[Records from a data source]
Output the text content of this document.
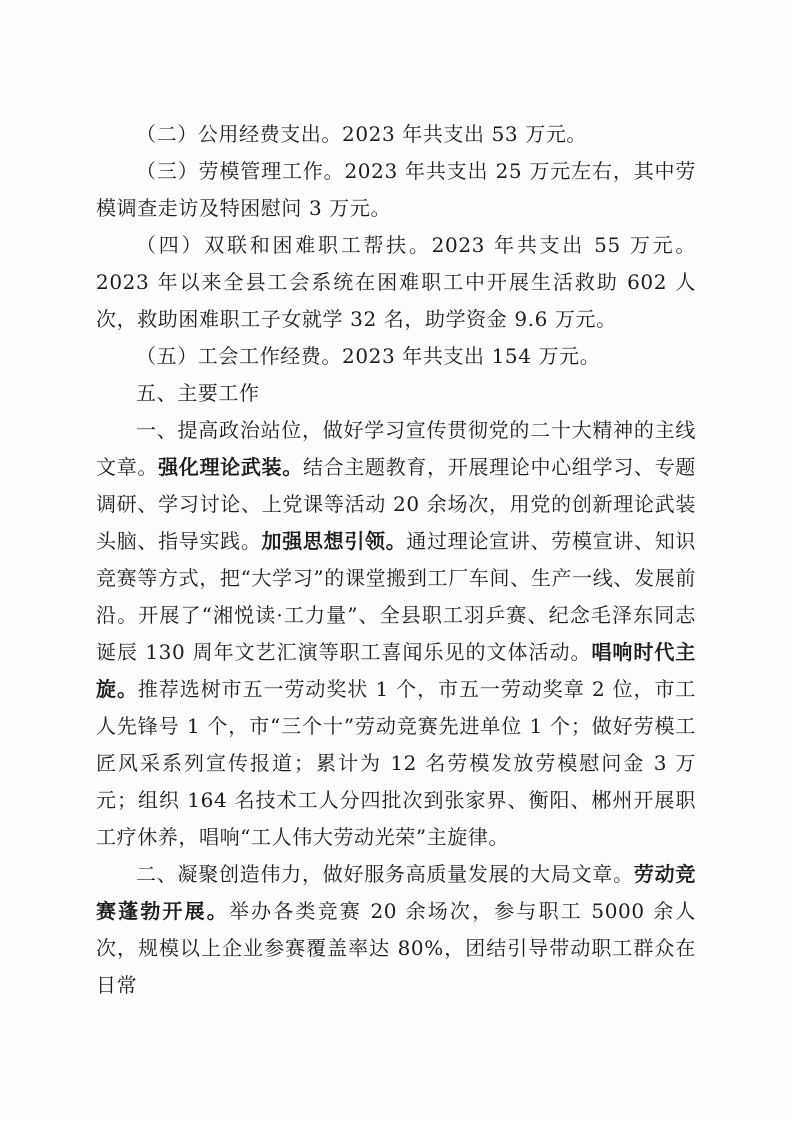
（二）公用经费支出。2023 年共支出 53 万元。

（三）劳模管理工作。2023 年共支出 25 万元左右，其中劳模调查走访及特困慰问 3 万元。

（四）双联和困难职工帮扶。2023 年共支出 55 万元。2023 年以来全县工会系统在困难职工中开展生活救助 602 人次，救助困难职工子女就学 32 名，助学资金 9.6 万元。

（五）工会工作经费。2023 年共支出 154 万元。

五、主要工作

一、提高政治站位，做好学习宣传贯彻党的二十大精神的主线文章。强化理论武装。结合主题教育，开展理论中心组学习、专题调研、学习讨论、上党课等活动 20 余场次，用党的创新理论武装头脑、指导实践。加强思想引领。通过理论宣讲、劳模宣讲、知识竞赛等方式，把“大学习”的课堂搬到工厂车间、生产一线、发展前沿。开展了“湘悦读·工力量”、全县职工羽乒赛、纪念毛泽东同志诞辰 130 周年文艺汇演等职工喜闻乐见的文体活动。唱响时代主旋。推荐选树市五一劳动奖状 1 个，市五一劳动奖章 2 位，市工人先锋号 1 个，市“三个十”劳动竞赛先进单位 1 个；做好劳模工匠风采系列宣传报道；累计为 12 名劳模发放劳模慰问金 3 万元；组织 164 名技术工人分四批次到张家界、衡阳、郴州开展职工疗休养，唱响“工人伟大劳动光荣”主旋律。

二、凝聚创造伟力，做好服务高质量发展的大局文章。劳动竞赛蓬勃开展。举办各类竞赛 20 余场次，参与职工 5000 余人次，规模以上企业参赛覆盖率达 80%，团结引导带动职工群众在日常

[What to work on]
The records above must be printed exactly; the pictures stay out.

[Task solution]
Output the text content of this document.
（二）公用经费支出。2023 年共支出 53 万元。

（三）劳模管理工作。2023 年共支出 25 万元左右，其中劳模调查走访及特困慰问 3 万元。

（四）双联和困难职工帮扶。2023 年共支出 55 万元。2023 年以来全县工会系统在困难职工中开展生活救助 602 人次，救助困难职工子女就学 32 名，助学资金 9.6 万元。

（五）工会工作经费。2023 年共支出 154 万元。

五、主要工作

一、提高政治站位，做好学习宣传贯彻党的二十大精神的主线文章。强化理论武装。结合主题教育，开展理论中心组学习、专题调研、学习讨论、上党课等活动 20 余场次，用党的创新理论武装头脑、指导实践。加强思想引领。通过理论宣讲、劳模宣讲、知识竞赛等方式，把“大学习”的课堂搬到工厂车间、生产一线、发展前沿。开展了“湘悦读·工力量”、全县职工羽乒赛、纪念毛泽东同志诞辰 130 周年文艺汇演等职工喜闻乐见的文体活动。唱响时代主旋。推荐选树市五一劳动奖状 1 个，市五一劳动奖章 2 位，市工人先锋号 1 个，市“三个十”劳动竞赛先进单位 1 个；做好劳模工匠风采系列宣传报道；累计为 12 名劳模发放劳模慰问金 3 万元；组织 164 名技术工人分四批次到张家界、衡阳、郴州开展职工疗休养，唱响“工人伟大劳动光荣”主旋律。

二、凝聚创造伟力，做好服务高质量发展的大局文章。劳动竞赛蓬勃开展。举办各类竞赛 20 余场次，参与职工 5000 余人次，规模以上企业参赛覆盖率达 80%，团结引导带动职工群众在日常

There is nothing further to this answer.